Brief: Count each line below that has "till" anywhere in it. Answer with the total alone.

Material provided:
+++++

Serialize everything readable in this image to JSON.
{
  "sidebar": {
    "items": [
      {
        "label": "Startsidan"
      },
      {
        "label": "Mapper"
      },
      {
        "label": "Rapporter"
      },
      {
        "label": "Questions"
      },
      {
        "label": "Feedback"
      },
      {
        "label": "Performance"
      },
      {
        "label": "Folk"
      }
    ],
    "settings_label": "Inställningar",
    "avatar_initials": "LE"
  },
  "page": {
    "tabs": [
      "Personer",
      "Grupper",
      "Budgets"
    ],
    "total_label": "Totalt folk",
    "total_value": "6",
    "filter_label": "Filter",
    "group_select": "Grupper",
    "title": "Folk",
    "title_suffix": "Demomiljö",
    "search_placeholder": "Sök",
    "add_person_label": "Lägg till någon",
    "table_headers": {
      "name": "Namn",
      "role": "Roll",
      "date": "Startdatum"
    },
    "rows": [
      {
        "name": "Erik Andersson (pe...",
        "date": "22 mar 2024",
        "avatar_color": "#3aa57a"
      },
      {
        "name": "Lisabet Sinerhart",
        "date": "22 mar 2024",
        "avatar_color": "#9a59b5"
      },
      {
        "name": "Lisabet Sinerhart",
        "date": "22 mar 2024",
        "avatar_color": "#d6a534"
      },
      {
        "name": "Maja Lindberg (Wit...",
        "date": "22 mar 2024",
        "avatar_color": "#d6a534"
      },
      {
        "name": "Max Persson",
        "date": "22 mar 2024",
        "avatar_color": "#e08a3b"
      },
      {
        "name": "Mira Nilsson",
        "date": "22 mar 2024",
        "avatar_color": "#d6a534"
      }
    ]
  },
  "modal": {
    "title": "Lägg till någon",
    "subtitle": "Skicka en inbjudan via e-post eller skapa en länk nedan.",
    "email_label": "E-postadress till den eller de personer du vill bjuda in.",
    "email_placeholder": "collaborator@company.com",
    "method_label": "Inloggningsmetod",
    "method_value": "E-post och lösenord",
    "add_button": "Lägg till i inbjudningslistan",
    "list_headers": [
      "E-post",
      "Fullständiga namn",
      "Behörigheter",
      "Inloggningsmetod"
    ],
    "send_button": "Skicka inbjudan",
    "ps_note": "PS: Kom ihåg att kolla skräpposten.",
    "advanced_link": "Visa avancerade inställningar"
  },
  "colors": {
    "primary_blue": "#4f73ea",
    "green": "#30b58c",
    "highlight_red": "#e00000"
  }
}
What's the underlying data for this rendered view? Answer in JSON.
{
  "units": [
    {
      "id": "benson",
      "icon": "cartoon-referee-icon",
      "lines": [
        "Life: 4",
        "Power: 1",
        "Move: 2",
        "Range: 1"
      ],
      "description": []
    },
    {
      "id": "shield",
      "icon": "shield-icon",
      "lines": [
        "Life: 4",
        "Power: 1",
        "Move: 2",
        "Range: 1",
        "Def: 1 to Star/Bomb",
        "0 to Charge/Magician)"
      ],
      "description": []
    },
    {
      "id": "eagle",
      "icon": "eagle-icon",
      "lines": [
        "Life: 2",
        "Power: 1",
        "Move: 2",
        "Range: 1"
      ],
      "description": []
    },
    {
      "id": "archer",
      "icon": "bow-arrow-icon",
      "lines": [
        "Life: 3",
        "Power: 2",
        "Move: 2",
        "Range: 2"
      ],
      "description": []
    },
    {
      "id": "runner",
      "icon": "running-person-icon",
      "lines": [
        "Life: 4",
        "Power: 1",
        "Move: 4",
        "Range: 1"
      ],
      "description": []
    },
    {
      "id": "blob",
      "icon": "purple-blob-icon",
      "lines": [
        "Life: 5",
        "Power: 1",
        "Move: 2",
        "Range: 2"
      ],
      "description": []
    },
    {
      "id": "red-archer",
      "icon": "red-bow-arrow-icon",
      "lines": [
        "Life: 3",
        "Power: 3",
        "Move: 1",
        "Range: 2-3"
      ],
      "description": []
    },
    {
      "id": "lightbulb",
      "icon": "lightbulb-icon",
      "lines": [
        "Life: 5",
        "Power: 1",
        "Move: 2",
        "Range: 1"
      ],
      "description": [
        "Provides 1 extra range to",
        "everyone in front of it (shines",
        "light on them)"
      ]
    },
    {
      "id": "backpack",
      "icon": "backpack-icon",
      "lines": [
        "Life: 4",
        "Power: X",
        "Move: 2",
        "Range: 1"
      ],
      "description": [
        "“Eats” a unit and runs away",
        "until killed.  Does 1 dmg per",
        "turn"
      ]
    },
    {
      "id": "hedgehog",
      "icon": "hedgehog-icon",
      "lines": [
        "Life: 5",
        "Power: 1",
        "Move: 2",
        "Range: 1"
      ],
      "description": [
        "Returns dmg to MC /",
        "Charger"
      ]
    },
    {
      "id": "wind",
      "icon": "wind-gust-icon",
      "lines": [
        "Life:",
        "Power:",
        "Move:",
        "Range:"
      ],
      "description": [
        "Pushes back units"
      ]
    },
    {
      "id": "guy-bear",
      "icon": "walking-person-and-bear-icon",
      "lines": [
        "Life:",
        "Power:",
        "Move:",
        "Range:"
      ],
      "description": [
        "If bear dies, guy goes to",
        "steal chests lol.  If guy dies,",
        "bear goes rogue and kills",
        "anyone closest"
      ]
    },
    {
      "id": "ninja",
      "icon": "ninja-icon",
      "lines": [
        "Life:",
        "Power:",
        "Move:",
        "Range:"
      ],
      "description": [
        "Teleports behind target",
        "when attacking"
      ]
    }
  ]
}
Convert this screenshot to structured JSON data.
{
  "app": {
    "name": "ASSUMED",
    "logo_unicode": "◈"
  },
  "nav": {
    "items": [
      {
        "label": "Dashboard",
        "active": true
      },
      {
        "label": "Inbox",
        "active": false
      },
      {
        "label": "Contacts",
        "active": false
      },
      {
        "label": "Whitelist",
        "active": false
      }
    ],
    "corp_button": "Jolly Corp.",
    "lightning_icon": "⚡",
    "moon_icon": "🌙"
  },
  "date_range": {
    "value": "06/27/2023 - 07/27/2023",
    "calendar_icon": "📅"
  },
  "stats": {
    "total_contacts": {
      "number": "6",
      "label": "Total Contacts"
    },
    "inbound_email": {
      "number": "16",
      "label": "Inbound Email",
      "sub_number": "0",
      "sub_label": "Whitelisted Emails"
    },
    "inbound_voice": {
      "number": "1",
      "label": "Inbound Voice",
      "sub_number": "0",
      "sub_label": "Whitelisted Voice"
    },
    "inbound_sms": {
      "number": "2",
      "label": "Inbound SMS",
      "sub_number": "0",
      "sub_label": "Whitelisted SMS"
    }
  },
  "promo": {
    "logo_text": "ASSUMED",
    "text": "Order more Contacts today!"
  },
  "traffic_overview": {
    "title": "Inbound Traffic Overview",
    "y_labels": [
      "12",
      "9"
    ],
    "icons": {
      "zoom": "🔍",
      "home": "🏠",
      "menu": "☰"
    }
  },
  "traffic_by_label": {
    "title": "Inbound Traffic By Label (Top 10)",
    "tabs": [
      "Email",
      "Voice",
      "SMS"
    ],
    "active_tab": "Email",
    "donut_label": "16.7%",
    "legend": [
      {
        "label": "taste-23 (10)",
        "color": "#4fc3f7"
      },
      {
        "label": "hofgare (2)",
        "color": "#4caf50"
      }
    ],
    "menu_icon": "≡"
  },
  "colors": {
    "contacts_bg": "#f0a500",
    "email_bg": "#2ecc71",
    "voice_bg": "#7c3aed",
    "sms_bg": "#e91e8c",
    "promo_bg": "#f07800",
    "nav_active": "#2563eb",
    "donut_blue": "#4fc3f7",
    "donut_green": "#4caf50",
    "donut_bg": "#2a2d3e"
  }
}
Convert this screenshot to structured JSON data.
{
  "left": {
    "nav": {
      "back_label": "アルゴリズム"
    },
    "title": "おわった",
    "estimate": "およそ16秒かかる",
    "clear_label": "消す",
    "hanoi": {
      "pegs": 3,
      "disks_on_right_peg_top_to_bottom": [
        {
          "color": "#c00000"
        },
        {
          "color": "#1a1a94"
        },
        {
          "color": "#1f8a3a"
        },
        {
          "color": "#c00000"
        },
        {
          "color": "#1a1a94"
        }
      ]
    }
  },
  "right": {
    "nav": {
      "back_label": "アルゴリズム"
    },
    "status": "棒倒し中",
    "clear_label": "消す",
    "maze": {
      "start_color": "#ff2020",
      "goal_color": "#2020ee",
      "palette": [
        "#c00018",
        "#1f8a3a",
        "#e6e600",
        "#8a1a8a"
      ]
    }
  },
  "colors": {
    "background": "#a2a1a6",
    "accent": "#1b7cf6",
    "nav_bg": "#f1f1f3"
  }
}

+++++

Written solution: 4